— START OF DATASET EXCERPTS —

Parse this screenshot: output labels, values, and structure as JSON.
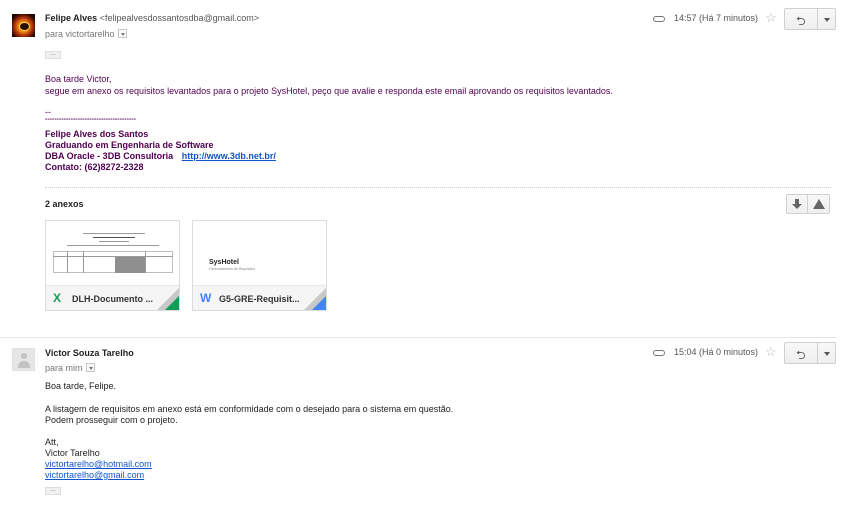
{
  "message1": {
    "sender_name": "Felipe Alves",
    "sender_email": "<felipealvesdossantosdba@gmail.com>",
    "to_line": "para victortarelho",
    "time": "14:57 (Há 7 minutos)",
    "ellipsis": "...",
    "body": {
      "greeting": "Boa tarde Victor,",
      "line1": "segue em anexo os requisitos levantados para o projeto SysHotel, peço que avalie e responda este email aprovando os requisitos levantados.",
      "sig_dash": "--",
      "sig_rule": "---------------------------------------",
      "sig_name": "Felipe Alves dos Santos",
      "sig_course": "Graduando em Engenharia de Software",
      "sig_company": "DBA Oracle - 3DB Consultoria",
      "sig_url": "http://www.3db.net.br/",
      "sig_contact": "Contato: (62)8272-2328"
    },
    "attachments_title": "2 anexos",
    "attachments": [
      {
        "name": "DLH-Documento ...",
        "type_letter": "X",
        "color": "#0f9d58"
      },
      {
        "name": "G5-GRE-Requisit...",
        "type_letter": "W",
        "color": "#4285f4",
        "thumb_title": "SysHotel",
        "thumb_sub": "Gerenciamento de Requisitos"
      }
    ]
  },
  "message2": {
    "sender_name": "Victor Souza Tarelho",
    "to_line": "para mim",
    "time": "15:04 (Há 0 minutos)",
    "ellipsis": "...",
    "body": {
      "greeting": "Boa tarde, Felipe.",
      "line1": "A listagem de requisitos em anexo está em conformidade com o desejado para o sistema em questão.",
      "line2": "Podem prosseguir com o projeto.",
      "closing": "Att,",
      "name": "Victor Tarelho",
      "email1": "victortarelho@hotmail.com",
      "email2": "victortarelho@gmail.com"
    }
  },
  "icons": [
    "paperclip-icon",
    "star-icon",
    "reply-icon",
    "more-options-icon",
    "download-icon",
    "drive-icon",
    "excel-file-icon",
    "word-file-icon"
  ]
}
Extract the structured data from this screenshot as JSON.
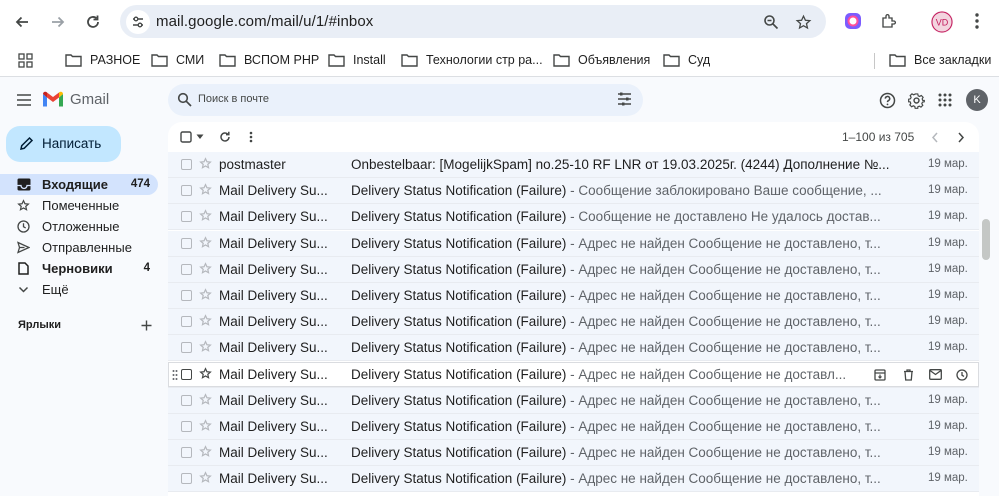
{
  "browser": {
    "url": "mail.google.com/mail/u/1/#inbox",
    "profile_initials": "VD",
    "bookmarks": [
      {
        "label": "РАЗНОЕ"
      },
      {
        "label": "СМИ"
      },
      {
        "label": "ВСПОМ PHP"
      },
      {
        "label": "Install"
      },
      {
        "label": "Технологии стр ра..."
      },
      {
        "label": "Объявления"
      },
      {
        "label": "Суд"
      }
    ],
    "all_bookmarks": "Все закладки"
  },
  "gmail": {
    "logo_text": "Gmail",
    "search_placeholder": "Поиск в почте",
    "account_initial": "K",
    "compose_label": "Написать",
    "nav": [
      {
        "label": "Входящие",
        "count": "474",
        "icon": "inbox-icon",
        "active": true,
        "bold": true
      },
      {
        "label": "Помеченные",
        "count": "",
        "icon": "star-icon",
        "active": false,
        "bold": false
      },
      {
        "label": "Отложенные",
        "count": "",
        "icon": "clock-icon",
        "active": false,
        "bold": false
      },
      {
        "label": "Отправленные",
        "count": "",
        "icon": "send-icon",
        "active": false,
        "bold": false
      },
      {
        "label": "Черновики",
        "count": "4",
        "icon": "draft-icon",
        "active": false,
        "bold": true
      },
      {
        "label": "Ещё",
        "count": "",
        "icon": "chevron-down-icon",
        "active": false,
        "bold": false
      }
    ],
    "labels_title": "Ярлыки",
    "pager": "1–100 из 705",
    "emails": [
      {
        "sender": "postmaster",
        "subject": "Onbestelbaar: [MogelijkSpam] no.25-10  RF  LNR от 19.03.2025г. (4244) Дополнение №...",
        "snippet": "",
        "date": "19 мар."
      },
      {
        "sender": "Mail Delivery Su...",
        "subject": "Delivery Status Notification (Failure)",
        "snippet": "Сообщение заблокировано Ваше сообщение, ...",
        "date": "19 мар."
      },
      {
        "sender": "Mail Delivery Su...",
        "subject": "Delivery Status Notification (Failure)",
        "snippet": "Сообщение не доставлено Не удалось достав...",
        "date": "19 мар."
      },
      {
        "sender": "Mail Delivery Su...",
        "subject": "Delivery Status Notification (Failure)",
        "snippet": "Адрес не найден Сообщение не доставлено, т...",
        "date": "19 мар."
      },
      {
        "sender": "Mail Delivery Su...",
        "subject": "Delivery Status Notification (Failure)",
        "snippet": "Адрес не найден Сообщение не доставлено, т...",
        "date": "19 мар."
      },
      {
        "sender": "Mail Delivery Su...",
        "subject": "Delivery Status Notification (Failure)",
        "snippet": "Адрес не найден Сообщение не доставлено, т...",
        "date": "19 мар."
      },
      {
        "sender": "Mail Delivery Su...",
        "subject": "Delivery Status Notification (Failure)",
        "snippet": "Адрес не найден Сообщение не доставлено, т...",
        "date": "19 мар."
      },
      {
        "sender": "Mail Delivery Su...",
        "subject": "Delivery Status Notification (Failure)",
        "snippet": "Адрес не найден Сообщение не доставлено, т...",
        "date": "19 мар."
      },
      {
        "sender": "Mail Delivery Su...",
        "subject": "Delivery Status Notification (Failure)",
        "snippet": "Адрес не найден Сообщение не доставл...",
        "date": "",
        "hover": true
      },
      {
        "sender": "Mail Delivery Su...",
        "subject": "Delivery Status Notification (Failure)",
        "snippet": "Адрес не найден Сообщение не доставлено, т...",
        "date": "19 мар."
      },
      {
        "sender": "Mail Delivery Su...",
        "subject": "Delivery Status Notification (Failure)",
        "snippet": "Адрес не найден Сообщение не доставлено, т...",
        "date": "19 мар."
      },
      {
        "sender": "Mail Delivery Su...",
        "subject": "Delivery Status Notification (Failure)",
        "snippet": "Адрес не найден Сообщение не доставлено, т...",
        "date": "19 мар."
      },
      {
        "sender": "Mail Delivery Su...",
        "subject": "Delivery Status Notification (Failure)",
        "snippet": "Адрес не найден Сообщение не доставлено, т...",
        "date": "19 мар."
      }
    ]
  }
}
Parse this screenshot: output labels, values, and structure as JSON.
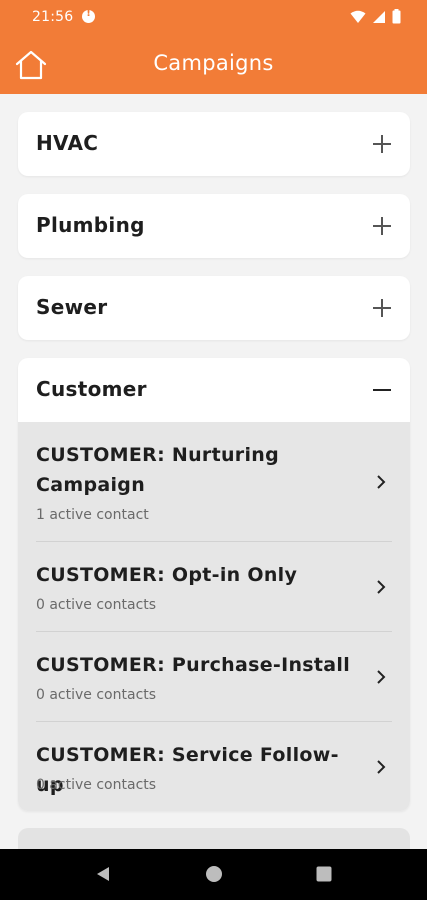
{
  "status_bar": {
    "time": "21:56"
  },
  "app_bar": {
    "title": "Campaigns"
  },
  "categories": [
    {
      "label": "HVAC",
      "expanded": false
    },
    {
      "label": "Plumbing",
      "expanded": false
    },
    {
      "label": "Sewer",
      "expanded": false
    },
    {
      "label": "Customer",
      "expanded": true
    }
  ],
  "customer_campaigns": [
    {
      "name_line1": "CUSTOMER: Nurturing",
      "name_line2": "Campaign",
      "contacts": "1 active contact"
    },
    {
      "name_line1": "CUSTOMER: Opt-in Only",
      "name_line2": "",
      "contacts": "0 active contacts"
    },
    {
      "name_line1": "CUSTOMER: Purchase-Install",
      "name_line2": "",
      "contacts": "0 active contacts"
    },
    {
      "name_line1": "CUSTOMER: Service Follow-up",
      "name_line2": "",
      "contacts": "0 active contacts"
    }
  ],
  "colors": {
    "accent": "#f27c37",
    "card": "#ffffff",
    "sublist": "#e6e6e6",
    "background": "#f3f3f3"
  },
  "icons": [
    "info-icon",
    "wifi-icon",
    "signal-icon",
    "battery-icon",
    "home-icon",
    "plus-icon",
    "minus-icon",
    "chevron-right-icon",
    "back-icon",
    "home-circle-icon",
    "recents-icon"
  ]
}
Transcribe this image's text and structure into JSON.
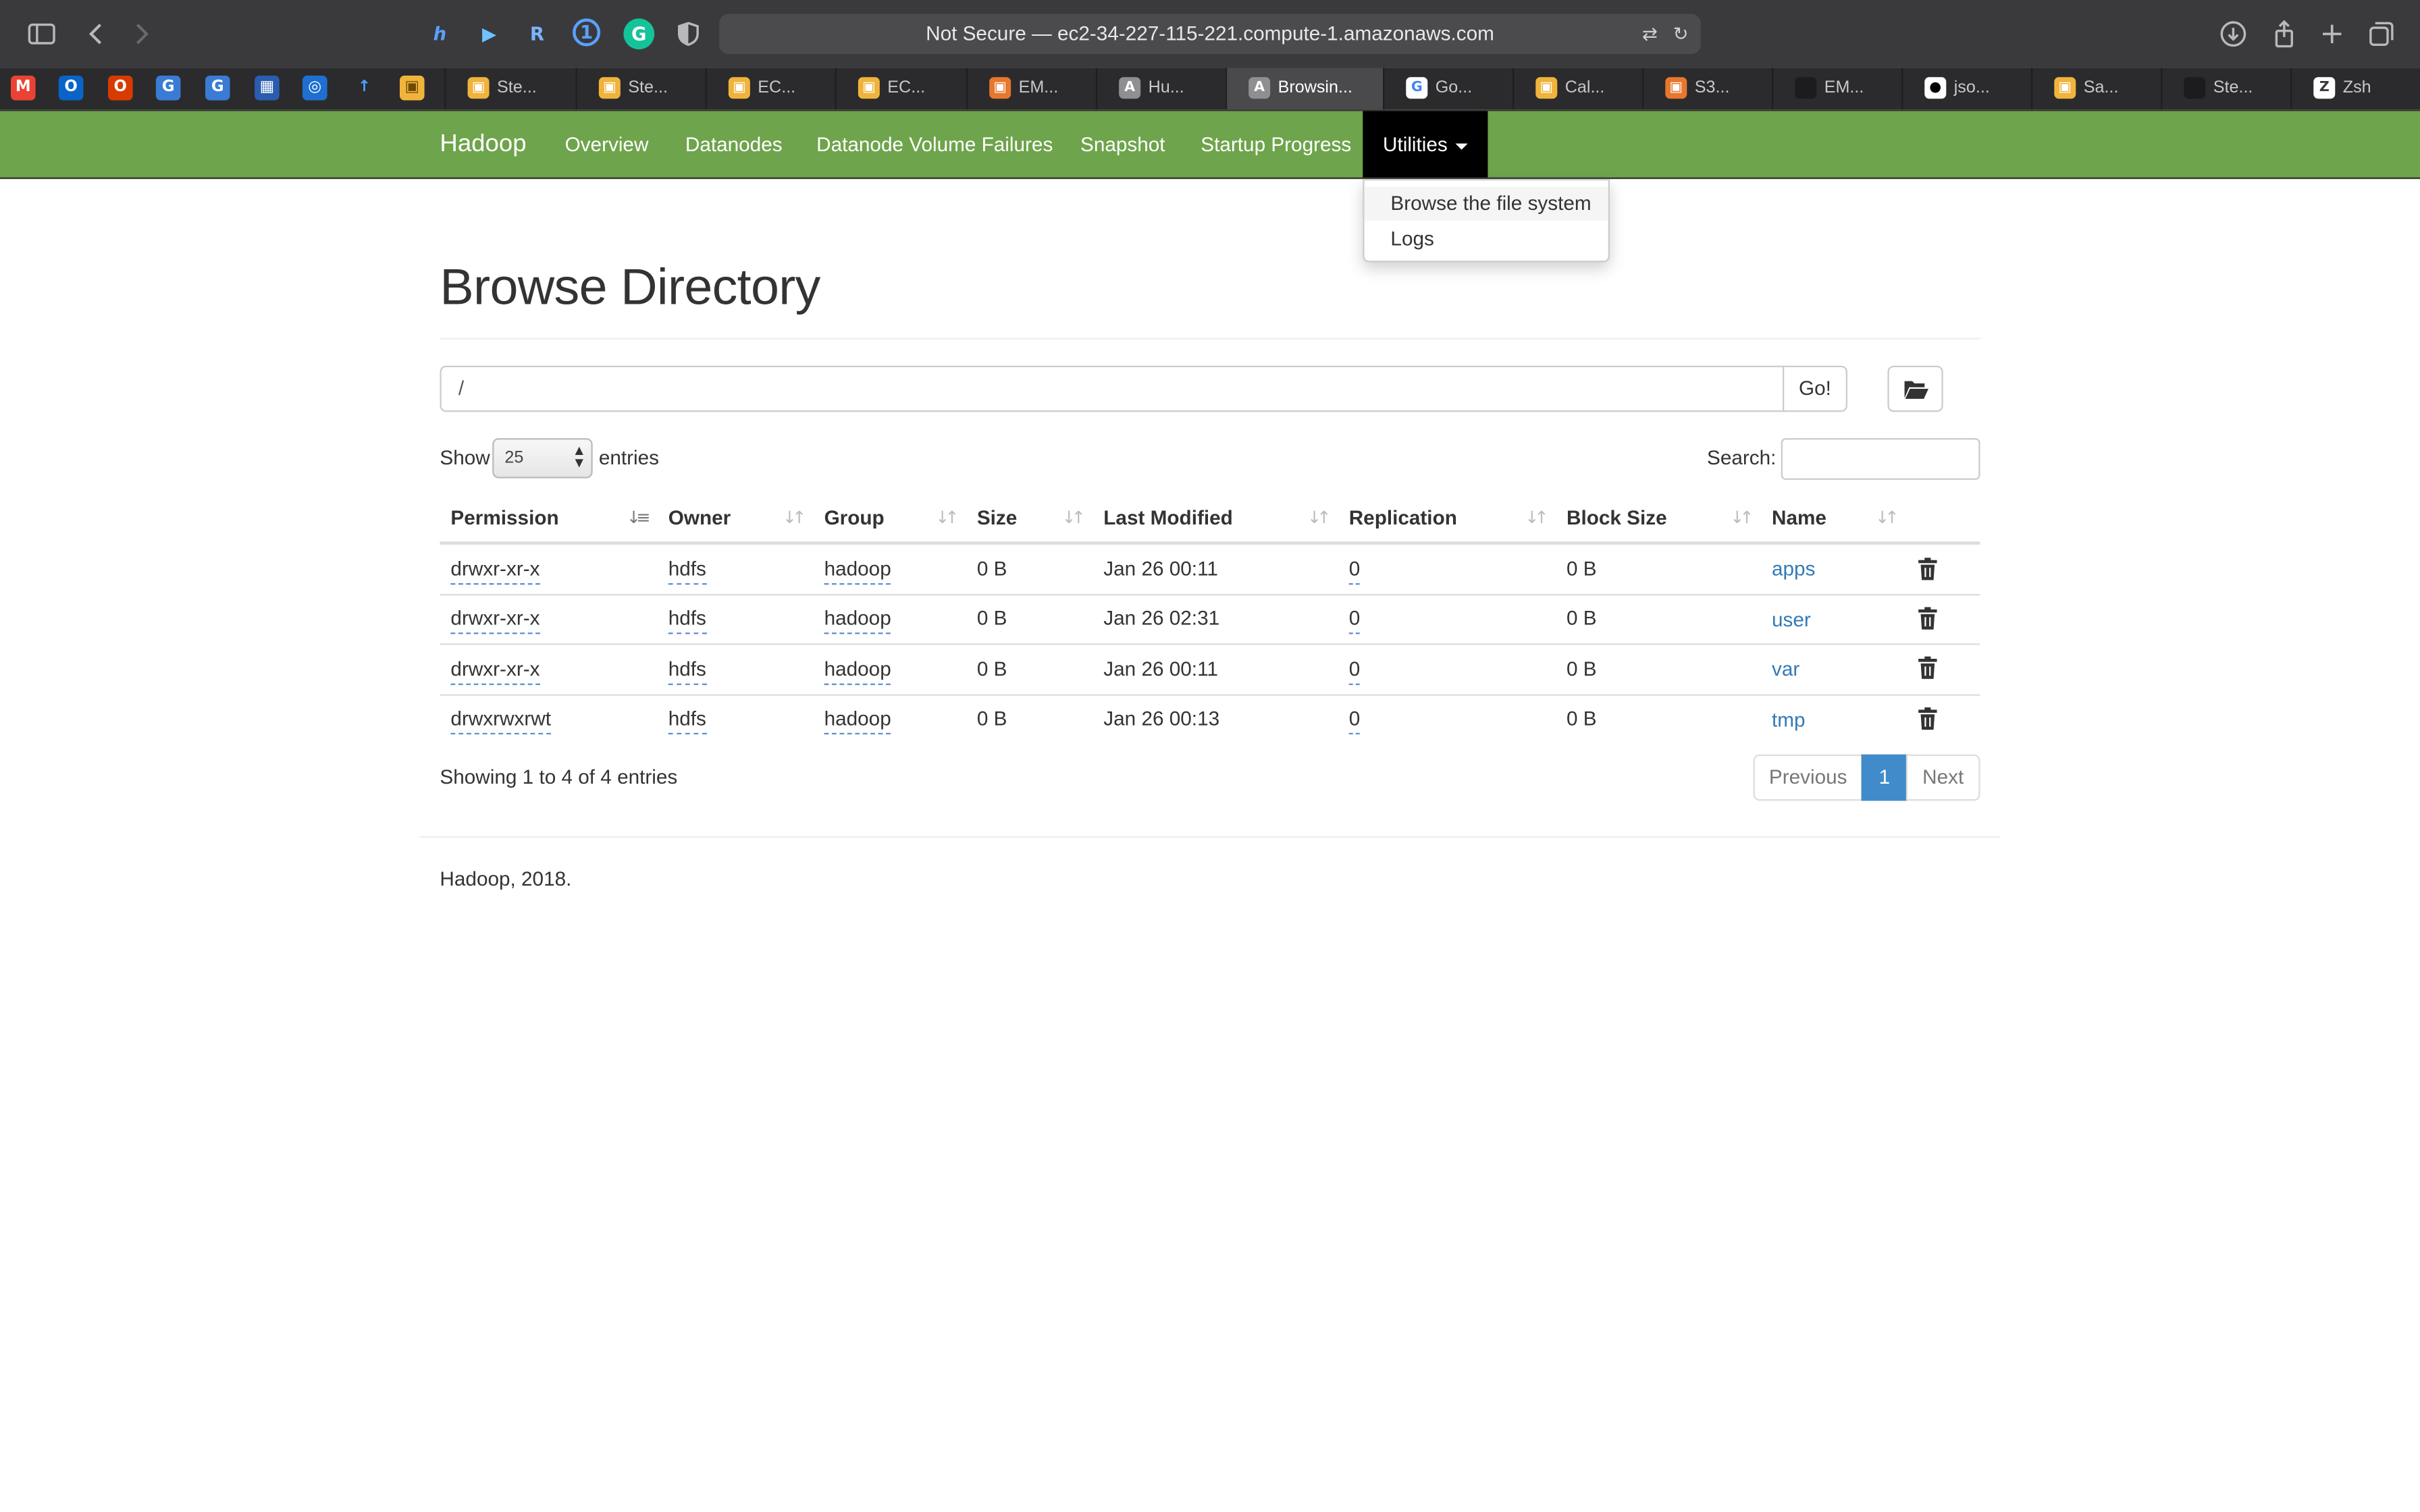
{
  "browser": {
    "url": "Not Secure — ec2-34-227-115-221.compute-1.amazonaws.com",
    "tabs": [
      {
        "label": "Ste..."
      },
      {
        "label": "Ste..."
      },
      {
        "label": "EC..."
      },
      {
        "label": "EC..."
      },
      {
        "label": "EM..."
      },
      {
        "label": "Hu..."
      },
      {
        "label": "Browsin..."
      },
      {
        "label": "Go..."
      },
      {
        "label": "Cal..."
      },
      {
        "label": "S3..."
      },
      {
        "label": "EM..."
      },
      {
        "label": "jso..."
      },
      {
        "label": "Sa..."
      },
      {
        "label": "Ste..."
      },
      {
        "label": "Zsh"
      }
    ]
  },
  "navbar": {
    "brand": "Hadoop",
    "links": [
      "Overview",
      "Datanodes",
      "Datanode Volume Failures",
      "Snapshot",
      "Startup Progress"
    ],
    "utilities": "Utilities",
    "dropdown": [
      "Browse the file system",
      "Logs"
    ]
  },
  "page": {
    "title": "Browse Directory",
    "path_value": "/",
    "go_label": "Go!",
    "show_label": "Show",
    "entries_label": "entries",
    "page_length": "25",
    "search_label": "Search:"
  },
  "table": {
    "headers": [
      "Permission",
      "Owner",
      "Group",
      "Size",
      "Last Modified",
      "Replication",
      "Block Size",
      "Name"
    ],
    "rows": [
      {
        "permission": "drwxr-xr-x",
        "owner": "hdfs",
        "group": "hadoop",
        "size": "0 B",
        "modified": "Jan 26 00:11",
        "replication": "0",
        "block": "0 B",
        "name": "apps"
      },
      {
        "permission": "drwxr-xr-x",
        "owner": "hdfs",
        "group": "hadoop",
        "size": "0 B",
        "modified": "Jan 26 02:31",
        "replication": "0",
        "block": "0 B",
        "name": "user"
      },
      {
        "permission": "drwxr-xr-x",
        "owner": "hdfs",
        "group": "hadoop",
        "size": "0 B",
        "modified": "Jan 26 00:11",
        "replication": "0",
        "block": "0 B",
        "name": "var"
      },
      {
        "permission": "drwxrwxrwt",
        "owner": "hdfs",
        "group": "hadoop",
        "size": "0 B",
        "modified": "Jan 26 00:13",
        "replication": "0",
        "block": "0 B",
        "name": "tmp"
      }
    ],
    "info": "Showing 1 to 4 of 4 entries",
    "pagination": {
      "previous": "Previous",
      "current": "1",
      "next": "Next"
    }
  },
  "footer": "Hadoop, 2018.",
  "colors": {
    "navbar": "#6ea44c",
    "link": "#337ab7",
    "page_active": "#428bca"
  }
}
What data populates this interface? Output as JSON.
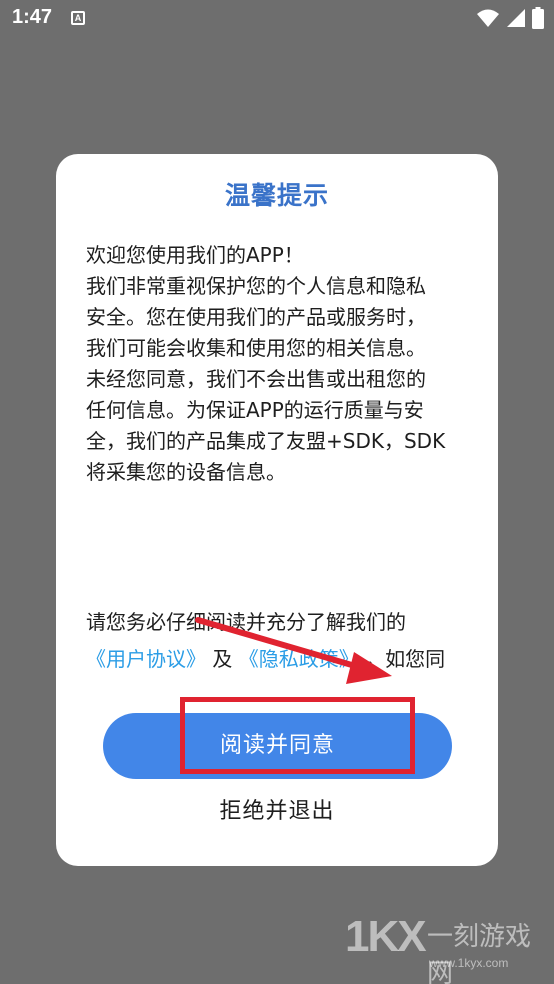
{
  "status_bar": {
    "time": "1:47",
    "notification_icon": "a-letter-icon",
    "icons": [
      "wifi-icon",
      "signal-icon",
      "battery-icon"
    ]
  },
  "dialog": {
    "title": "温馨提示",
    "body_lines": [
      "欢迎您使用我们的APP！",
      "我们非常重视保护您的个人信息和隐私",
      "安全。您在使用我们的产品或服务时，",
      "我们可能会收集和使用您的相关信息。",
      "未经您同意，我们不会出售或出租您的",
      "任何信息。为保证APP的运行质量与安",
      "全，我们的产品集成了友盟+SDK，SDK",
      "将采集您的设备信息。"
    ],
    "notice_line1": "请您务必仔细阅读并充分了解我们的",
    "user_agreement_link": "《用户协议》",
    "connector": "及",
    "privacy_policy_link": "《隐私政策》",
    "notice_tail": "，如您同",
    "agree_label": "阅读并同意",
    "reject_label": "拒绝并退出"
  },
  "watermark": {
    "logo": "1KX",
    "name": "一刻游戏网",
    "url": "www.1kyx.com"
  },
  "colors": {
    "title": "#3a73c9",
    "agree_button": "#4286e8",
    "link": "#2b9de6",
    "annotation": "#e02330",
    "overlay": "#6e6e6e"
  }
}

— END OF DATASET EXCERPTS —

• THE PROBLEM
Report each line in the data that holds the word "minutos".

• PROBLEM SOLUTION
    "time": "14:57 (Há 7 minutos)",
    "time": "15:04 (Há 0 minutos)",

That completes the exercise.